**WHAT IS ASKED:** All lines in which the word "deficit" occurs are to be extracted.

**EXCERPTED RECORDS:**
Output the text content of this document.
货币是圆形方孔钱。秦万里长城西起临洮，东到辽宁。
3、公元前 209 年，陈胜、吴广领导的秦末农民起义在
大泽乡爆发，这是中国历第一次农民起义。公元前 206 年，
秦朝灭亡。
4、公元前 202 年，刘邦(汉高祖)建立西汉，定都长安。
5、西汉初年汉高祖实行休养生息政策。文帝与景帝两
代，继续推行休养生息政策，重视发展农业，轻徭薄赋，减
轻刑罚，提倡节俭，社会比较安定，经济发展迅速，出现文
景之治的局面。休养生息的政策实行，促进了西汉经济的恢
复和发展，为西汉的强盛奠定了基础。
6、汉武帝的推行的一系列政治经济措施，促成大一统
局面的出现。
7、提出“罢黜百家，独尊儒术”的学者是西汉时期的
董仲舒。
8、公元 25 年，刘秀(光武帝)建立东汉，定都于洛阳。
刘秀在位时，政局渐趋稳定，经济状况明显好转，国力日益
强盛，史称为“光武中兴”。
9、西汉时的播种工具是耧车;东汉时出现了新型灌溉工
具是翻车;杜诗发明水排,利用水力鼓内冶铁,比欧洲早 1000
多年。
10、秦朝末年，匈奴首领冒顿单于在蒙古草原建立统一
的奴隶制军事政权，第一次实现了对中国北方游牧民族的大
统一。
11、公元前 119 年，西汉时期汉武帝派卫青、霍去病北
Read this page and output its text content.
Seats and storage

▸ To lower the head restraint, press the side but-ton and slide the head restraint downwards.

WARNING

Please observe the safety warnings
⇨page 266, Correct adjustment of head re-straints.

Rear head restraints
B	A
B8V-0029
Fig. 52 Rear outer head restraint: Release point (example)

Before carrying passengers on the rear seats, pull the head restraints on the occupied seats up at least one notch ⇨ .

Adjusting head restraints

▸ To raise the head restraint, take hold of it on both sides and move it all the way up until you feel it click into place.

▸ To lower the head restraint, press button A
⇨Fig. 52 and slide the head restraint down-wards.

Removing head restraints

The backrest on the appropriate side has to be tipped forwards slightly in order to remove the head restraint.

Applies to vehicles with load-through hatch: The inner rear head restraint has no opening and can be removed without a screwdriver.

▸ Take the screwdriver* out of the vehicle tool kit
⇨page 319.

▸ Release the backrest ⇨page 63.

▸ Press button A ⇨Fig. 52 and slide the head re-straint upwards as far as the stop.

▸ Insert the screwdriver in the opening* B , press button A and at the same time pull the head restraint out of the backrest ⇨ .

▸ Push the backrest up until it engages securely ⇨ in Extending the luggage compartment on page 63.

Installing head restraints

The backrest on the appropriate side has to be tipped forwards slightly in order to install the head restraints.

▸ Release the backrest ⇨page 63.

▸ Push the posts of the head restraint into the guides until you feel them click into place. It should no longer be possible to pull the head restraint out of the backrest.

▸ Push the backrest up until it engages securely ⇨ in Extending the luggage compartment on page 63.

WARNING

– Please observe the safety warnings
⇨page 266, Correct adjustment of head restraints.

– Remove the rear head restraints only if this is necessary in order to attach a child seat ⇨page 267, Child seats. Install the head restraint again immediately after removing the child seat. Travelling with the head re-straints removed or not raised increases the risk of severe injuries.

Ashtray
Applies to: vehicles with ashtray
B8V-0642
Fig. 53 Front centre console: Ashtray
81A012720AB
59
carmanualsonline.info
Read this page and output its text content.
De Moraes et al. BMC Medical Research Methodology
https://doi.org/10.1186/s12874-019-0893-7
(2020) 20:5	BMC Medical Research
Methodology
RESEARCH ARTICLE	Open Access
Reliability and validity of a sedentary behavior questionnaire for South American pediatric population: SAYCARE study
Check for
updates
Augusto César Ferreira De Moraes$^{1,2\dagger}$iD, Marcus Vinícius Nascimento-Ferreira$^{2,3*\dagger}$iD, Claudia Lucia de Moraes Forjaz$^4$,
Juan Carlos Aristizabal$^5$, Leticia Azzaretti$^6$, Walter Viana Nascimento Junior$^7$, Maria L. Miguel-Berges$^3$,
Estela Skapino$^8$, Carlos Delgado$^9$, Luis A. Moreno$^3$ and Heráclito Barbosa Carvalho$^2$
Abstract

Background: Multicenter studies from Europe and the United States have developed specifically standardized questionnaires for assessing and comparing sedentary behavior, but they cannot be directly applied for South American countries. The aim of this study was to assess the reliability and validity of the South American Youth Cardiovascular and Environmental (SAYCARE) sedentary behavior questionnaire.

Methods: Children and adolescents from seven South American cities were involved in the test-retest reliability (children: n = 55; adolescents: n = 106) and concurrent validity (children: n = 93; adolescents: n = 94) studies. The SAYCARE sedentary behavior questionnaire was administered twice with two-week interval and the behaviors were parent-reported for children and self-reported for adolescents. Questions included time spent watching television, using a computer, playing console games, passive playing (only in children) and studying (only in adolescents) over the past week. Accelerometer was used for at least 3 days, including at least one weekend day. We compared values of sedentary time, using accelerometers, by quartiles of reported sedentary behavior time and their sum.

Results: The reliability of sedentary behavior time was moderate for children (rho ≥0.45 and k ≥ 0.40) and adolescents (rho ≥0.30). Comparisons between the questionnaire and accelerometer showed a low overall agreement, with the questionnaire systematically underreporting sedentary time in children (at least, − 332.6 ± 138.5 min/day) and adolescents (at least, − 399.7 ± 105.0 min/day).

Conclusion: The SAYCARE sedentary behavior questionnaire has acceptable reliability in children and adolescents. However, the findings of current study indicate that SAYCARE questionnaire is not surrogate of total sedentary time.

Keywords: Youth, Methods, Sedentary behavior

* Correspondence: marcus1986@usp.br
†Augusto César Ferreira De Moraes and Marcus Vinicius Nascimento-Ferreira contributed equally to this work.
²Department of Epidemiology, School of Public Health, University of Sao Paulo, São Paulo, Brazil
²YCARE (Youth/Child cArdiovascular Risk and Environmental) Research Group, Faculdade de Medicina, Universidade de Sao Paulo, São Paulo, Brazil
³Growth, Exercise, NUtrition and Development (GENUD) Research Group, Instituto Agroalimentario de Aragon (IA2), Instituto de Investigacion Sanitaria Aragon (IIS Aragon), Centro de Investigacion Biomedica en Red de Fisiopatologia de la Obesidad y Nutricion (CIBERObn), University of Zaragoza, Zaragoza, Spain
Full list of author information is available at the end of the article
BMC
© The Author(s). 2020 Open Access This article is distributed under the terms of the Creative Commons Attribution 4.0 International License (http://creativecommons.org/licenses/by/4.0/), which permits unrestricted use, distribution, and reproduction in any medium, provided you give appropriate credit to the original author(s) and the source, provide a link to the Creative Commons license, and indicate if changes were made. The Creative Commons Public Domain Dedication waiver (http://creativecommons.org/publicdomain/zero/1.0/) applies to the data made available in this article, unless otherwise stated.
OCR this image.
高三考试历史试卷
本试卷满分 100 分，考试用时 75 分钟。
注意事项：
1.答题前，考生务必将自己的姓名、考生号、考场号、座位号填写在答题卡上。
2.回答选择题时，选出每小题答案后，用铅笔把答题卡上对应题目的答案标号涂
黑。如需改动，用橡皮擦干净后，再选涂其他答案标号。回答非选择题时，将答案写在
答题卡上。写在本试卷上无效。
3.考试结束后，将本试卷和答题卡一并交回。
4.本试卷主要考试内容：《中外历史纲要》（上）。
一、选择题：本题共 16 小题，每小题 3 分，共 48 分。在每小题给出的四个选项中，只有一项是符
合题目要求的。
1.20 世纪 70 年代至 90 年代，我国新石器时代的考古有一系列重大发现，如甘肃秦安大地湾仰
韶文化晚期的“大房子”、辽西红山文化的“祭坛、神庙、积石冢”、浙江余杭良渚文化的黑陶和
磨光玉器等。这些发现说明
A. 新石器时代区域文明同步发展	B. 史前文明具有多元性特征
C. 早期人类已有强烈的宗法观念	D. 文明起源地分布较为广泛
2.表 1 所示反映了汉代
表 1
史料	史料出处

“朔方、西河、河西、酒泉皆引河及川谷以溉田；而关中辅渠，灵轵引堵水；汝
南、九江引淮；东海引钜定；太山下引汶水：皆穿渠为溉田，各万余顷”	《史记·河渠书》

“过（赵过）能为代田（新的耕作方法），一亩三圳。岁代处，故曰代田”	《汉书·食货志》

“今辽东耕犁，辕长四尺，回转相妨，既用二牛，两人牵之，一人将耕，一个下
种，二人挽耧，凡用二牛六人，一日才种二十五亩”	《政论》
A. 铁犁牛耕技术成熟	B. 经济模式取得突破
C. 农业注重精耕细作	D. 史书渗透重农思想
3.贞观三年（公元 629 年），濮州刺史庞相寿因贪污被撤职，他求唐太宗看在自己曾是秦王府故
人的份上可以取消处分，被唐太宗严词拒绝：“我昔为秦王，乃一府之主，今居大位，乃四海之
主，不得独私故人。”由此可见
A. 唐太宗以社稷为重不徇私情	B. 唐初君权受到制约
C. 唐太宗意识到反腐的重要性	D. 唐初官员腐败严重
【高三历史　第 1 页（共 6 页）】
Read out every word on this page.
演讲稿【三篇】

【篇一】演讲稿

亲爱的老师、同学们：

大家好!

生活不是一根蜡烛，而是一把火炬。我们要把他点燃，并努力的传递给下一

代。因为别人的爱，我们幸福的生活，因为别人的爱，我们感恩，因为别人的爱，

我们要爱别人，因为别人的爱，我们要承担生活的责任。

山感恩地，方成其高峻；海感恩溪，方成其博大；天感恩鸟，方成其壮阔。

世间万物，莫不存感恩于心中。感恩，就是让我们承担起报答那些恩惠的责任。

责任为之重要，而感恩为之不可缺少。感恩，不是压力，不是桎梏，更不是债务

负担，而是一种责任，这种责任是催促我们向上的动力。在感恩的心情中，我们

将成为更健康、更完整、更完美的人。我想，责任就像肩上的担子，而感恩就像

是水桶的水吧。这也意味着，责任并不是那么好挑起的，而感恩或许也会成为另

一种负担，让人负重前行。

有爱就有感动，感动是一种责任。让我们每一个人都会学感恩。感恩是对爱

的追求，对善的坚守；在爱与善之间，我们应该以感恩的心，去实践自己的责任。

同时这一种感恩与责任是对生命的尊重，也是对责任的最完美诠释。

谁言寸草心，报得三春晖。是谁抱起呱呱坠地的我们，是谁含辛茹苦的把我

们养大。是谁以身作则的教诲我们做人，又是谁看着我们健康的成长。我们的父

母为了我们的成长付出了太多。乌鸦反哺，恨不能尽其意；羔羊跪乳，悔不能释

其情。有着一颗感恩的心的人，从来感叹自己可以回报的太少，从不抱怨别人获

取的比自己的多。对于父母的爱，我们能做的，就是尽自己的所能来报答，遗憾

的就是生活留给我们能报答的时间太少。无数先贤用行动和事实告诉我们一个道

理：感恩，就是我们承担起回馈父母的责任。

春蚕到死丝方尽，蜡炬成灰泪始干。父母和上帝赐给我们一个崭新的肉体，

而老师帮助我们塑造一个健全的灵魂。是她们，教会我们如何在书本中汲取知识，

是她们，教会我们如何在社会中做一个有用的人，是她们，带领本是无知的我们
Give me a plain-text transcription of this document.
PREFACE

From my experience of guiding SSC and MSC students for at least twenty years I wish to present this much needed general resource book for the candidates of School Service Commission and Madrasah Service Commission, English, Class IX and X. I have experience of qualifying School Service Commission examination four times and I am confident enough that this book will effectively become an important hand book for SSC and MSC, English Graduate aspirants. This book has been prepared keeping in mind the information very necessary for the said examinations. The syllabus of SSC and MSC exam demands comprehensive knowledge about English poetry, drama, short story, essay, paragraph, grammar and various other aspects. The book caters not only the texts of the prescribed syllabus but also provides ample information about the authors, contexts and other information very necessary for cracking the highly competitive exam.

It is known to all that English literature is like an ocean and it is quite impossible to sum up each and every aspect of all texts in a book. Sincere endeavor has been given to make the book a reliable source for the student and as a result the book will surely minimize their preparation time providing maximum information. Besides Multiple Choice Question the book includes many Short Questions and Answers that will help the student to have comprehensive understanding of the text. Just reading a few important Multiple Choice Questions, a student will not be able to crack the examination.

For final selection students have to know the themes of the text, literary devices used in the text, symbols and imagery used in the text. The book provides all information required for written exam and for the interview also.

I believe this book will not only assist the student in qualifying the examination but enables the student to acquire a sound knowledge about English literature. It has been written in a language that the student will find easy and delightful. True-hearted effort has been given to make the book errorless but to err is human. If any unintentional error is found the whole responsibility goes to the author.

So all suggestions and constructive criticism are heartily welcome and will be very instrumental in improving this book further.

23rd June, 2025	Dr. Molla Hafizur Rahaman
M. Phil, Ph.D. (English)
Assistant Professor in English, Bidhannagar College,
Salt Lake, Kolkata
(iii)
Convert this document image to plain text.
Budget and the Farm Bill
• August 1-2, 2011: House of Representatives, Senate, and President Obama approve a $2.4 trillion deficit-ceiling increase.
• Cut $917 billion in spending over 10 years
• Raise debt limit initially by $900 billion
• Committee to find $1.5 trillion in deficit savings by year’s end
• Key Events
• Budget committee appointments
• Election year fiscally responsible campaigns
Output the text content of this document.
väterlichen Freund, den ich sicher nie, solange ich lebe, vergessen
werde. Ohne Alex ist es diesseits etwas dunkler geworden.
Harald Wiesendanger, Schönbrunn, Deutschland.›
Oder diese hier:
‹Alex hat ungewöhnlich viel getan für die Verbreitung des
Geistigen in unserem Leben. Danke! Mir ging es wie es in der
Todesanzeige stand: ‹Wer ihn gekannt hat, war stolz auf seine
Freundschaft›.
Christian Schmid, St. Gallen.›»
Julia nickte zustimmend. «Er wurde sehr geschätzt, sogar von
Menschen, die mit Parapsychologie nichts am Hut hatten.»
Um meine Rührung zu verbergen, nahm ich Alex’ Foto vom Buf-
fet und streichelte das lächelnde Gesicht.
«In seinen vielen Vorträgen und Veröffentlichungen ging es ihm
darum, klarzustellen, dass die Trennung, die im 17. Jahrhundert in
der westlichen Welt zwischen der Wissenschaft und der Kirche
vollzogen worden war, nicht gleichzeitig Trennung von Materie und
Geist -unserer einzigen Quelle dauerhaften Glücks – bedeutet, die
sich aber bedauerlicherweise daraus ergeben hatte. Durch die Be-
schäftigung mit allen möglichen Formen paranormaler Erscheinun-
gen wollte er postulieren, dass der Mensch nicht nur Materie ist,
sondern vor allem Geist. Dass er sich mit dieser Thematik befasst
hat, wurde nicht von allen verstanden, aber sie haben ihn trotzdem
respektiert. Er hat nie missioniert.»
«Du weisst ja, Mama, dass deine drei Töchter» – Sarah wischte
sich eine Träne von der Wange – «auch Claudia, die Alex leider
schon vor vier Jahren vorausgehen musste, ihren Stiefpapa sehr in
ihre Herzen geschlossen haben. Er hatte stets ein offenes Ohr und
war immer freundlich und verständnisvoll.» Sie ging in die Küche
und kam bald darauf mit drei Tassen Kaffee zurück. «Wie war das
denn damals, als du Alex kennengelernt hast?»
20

**TASK OUTPUT:**
• August 1-2, 2011: House of Representatives, Senate, and President Obama approve a $2.4 trillion deficit-ceiling increase.
• Committee to find $1.5 trillion in deficit savings by year’s end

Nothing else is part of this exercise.